▶ [EXERCISE BRIEF] From the entries that follow, extract each line holding the string "savedInstanceState".

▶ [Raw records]
— begin —
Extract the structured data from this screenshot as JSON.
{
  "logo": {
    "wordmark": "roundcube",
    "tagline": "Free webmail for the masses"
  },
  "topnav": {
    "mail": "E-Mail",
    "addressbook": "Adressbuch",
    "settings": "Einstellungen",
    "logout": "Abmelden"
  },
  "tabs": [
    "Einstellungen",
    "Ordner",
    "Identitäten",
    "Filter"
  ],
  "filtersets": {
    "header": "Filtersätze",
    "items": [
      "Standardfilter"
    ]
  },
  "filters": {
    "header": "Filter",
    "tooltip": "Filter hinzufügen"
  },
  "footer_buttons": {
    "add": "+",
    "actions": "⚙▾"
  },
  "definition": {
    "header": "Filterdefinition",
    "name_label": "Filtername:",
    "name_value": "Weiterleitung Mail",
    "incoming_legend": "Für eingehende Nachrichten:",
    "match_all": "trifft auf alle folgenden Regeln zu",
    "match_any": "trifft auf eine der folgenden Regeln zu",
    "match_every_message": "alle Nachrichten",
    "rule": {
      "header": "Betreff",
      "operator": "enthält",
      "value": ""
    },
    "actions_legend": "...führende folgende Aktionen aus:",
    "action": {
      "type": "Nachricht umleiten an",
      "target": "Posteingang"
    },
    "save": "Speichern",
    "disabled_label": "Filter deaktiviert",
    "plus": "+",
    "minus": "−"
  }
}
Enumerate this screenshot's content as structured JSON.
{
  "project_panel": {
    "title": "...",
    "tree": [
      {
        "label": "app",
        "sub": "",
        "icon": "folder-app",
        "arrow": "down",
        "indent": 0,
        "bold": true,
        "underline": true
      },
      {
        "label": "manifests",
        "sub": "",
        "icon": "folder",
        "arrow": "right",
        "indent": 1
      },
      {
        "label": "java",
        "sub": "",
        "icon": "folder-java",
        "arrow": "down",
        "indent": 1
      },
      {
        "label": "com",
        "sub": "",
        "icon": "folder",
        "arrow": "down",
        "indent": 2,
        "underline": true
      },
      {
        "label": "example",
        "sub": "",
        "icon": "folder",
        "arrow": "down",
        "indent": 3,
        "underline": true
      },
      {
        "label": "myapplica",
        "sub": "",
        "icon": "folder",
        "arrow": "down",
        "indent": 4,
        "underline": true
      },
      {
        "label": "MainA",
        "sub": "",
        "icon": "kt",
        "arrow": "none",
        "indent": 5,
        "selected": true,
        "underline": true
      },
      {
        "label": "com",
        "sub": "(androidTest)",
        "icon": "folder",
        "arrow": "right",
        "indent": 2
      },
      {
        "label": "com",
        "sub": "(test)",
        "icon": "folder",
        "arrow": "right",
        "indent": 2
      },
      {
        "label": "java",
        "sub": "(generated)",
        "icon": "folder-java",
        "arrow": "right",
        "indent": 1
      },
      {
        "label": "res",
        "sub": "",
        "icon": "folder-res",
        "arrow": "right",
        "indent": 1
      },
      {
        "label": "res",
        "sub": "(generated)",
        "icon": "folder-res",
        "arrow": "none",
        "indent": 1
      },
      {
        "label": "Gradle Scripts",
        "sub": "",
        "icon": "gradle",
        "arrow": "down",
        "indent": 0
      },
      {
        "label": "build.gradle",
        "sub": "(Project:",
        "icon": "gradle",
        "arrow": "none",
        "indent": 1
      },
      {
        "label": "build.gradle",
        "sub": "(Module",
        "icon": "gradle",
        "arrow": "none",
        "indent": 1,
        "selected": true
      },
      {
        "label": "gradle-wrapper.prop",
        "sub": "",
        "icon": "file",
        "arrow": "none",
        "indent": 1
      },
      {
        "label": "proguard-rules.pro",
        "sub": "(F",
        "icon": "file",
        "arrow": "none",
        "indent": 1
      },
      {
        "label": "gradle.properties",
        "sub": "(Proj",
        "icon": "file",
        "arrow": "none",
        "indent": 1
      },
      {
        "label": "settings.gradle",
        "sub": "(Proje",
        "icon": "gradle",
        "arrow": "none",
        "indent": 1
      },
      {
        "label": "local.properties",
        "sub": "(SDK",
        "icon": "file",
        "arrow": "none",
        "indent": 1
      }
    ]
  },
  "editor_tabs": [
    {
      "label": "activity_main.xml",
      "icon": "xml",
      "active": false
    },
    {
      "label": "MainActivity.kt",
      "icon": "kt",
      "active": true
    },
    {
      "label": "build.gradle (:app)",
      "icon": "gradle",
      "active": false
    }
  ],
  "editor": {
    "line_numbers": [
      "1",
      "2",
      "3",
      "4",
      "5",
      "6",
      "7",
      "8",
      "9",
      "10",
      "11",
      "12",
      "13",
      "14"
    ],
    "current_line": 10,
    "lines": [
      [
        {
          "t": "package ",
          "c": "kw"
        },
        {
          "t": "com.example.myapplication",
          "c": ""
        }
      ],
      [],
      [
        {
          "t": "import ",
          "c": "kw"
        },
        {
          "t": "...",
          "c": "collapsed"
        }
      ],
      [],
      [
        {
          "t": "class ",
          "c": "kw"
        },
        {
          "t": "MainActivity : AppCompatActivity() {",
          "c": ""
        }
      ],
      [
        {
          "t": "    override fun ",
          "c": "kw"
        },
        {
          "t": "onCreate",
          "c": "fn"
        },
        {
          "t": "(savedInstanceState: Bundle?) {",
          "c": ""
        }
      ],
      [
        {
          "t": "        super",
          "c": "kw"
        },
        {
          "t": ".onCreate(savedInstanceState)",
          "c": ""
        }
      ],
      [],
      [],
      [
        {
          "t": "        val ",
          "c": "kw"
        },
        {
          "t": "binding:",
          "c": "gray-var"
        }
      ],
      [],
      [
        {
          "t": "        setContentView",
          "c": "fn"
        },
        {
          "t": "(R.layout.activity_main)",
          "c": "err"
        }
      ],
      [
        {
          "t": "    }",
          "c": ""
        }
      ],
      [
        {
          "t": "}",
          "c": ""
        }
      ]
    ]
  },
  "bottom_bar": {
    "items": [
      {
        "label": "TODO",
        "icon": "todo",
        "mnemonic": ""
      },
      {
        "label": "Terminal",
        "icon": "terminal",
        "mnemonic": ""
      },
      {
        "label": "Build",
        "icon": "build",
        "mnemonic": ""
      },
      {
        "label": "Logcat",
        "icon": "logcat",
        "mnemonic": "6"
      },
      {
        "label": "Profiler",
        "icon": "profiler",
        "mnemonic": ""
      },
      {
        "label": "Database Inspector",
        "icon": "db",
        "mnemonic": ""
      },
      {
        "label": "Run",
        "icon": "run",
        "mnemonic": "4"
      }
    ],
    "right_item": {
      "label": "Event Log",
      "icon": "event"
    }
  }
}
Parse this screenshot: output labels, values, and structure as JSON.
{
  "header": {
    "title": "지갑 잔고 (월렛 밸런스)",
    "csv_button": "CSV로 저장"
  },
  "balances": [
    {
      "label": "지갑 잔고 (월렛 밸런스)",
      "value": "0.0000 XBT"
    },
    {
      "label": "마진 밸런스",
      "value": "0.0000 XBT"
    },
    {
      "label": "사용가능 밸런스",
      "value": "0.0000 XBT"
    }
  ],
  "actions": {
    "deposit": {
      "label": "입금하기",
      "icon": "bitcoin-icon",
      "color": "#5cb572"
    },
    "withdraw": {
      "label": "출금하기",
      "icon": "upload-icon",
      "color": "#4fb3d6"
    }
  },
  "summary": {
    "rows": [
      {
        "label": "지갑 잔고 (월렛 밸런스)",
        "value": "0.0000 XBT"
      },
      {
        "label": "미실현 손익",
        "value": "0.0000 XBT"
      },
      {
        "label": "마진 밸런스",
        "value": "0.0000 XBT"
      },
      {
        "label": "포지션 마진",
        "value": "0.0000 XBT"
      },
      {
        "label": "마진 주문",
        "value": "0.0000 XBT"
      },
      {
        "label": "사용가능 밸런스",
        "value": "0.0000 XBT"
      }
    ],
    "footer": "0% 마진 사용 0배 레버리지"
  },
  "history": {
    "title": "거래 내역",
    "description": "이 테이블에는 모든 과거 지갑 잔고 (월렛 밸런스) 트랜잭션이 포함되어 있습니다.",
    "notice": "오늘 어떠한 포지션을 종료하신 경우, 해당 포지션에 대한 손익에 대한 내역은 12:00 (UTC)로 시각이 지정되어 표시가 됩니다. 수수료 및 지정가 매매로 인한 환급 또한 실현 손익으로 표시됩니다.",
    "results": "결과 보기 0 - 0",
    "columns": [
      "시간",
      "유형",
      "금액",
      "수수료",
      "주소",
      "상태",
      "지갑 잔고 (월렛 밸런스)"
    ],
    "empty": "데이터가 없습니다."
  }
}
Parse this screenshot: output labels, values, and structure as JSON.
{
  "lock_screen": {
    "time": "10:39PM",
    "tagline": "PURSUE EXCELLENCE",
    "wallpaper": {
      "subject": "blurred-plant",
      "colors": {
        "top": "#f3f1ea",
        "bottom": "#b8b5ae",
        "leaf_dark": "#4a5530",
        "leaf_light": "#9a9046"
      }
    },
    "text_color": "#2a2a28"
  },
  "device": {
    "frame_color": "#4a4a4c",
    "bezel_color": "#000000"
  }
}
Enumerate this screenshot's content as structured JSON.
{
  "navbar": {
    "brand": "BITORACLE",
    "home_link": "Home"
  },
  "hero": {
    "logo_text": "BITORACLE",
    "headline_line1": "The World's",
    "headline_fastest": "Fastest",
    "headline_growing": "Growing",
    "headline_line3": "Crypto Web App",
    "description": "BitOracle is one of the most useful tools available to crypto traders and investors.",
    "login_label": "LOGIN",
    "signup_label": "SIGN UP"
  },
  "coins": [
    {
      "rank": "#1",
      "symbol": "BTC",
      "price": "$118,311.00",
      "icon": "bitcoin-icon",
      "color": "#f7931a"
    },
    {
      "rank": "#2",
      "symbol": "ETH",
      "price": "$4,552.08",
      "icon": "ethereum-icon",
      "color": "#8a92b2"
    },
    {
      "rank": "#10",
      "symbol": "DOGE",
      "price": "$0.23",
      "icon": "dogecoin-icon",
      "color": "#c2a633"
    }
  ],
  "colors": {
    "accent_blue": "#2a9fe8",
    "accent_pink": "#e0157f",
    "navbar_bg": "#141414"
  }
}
— end —
▶ [REPLY TO THE EXERCISE]
          "t": "(savedInstanceState: Bundle?) {",
          "t": ".onCreate(savedInstanceState)",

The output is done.